# Rows start
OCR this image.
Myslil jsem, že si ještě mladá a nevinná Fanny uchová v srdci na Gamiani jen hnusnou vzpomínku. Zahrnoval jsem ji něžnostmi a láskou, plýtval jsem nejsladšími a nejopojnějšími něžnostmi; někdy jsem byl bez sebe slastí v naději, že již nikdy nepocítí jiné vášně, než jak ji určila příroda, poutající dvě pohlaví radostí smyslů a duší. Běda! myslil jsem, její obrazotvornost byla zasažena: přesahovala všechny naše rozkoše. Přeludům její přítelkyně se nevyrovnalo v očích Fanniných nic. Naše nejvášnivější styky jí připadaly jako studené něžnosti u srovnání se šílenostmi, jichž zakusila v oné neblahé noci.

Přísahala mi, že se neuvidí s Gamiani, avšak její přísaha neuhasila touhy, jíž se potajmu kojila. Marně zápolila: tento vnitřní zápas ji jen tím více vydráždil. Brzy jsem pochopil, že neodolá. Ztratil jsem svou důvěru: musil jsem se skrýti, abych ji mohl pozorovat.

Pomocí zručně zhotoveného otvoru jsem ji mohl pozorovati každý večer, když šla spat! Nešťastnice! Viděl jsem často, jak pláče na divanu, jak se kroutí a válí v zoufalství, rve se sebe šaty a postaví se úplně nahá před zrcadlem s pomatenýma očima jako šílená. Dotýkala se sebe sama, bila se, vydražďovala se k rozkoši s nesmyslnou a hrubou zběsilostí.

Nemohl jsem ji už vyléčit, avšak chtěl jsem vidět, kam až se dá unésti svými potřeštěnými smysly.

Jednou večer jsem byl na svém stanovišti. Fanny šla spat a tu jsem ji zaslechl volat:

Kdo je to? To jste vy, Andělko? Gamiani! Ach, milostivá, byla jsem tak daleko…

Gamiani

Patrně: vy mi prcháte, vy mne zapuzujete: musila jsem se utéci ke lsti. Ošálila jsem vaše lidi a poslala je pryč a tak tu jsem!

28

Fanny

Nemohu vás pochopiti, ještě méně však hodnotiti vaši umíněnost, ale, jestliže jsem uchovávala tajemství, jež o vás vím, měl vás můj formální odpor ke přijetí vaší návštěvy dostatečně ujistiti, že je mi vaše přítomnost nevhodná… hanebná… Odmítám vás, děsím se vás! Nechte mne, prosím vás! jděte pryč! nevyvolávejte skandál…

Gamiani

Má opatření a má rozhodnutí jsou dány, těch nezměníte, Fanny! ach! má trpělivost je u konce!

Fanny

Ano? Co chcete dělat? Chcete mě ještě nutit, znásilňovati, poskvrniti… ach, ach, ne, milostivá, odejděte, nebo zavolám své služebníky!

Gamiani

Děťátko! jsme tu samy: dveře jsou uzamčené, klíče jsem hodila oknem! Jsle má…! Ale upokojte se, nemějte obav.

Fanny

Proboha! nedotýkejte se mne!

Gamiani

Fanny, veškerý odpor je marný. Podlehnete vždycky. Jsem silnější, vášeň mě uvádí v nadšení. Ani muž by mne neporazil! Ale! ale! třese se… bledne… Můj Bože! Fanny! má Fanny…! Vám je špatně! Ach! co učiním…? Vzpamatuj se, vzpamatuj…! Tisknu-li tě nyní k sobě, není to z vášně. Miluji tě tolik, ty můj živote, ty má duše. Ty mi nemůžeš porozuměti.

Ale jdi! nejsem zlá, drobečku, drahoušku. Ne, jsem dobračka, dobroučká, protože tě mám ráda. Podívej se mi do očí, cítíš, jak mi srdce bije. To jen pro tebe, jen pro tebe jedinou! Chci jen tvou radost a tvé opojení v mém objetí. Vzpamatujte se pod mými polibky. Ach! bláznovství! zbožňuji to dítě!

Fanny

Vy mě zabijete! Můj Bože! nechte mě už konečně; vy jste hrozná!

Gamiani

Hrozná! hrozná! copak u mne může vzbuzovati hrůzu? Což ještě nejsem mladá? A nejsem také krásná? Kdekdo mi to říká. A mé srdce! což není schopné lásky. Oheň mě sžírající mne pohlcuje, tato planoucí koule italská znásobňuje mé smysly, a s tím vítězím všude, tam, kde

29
# Rows end
## Direction
Filter the records for lines holding the string "není". Copy each one.

## Solved exercise
Fanny, veškerý odpor je marný. Podlehnete vždycky. Jsem silnější, vášeň mě uvádí v nadšení. Ani muž by mne neporazil! Ale! ale! třese se… bledne… Můj Bože! Fanny! má Fanny…! Vám je špatně! Ach! co učiním…? Vzpamatuj se, vzpamatuj…! Tisknu-li tě nyní k sobě, není to z vášně. Miluji tě tolik, ty můj živote, ty má duše. Ty mi nemůžeš porozuměti.
Hrozná! hrozná! copak u mne může vzbuzovati hrůzu? Což ještě nejsem mladá? A nejsem také krásná? Kdekdo mi to říká. A mé srdce! což není schopné lásky. Oheň mě sžírající mne pohlcuje, tato planoucí koule italská znásobňuje mé smysly, a s tím vítězím všude, tam, kde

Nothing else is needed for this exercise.